- **Entries from a dataset**
------------------------------------

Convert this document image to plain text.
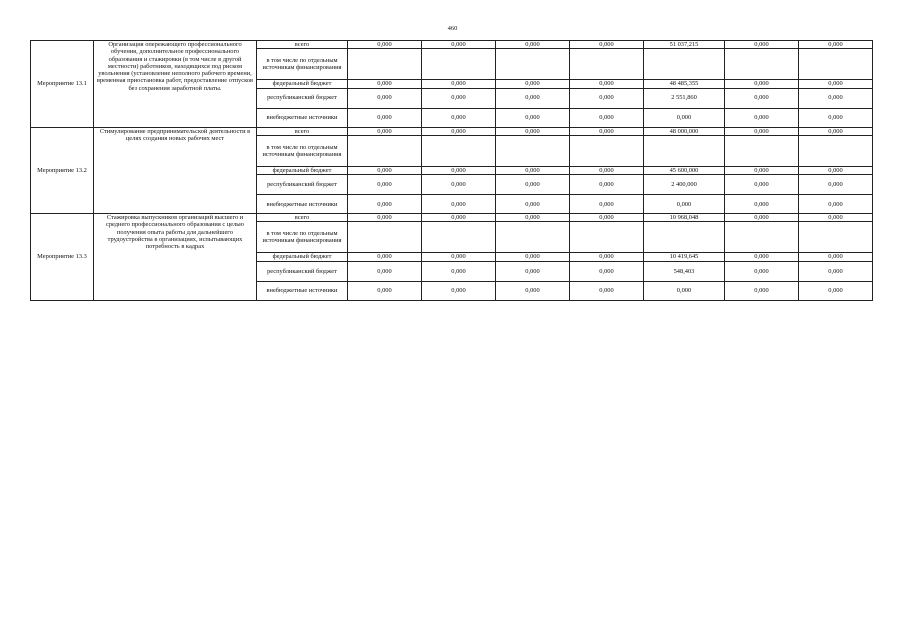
460
Мероприятие 13.1	Организация опережающего профессионального обучения, дополнительное профессионального образования и стажировки (в том числе в другой местности) работников, находящихся под риском увольнения (установление неполного рабочего времени, временная приостановка работ, предоставление отпусков без сохранения заработной платы.	всего	0,000	0,000	0,000	0,000	51 037,215	0,000	0,000
		в том числе по отдельным источникам финансирования							
		федеральный бюджет	0,000	0,000	0,000	0,000	48 485,355	0,000	0,000
		республиканский бюджет	0,000	0,000	0,000	0,000	2 551,860	0,000	0,000
		внебюджетные источники	0,000	0,000	0,000	0,000	0,000	0,000	0,000
Мероприятие 13.2	Стимулирование предпринимательской деятельности в целях создания новых рабочих мест	всего	0,000	0,000	0,000	0,000	48 000,000	0,000	0,000
		в том числе по отдельным источникам финансирования							
		федеральный бюджет	0,000	0,000	0,000	0,000	45 600,000	0,000	0,000
		республиканский бюджет	0,000	0,000	0,000	0,000	2 400,000	0,000	0,000
		внебюджетные источники	0,000	0,000	0,000	0,000	0,000	0,000	0,000
Мероприятие 13.3	Стажировка выпускников организаций высшего и среднего профессионального образования с целью получения опыта работы для дальнейшего трудоустройства в организациях, испытывающих потребность в кадрах	всего	0,000	0,000	0,000	0,000	10 968,048	0,000	0,000
		в том числе по отдельным источникам финансирования							
		федеральный бюджет	0,000	0,000	0,000	0,000	10 419,645	0,000	0,000
		республиканский бюджет	0,000	0,000	0,000	0,000	548,403	0,000	0,000
		внебюджетные источники	0,000	0,000	0,000	0,000	0,000	0,000	0,000
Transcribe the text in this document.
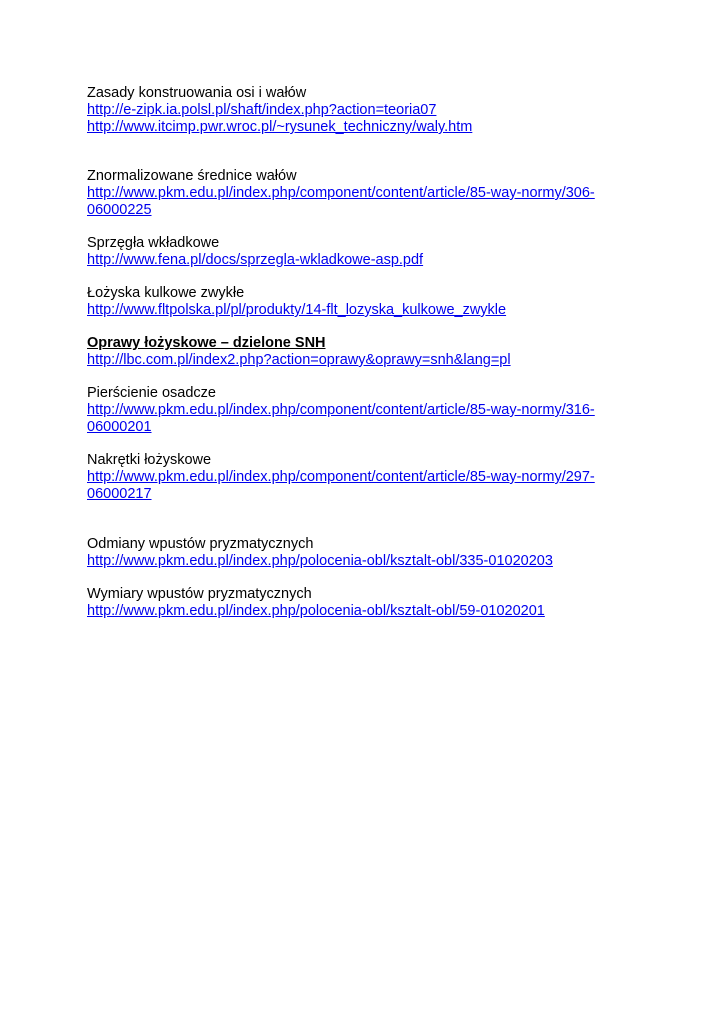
Zasady konstruowania osi i wałów
http://e-zipk.ia.polsl.pl/shaft/index.php?action=teoria07
http://www.itcimp.pwr.wroc.pl/~rysunek_techniczny/waly.htm
Znormalizowane średnice wałów
http://www.pkm.edu.pl/index.php/component/content/article/85-way-normy/306-
06000225
Sprzęgła wkładkowe
http://www.fena.pl/docs/sprzegla-wkladkowe-asp.pdf
Łożyska kulkowe zwykłe
http://www.fltpolska.pl/pl/produkty/14-flt_lozyska_kulkowe_zwykle
Oprawy łożyskowe – dzielone SNH
http://lbc.com.pl/index2.php?action=oprawy&oprawy=snh&lang=pl
Pierścienie osadcze
http://www.pkm.edu.pl/index.php/component/content/article/85-way-normy/316-
06000201
Nakrętki łożyskowe
http://www.pkm.edu.pl/index.php/component/content/article/85-way-normy/297-
06000217
Odmiany wpustów pryzmatycznych
http://www.pkm.edu.pl/index.php/polocenia-obl/ksztalt-obl/335-01020203
Wymiary wpustów pryzmatycznych
http://www.pkm.edu.pl/index.php/polocenia-obl/ksztalt-obl/59-01020201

------------------------------------

- **WHAT IS REQUIRED**
Return all the lines that contain the string "article".

- **ANSWER**
http://www.pkm.edu.pl/index.php/component/content/article/85-way-normy/306-
http://www.pkm.edu.pl/index.php/component/content/article/85-way-normy/316-
http://www.pkm.edu.pl/index.php/component/content/article/85-way-normy/297-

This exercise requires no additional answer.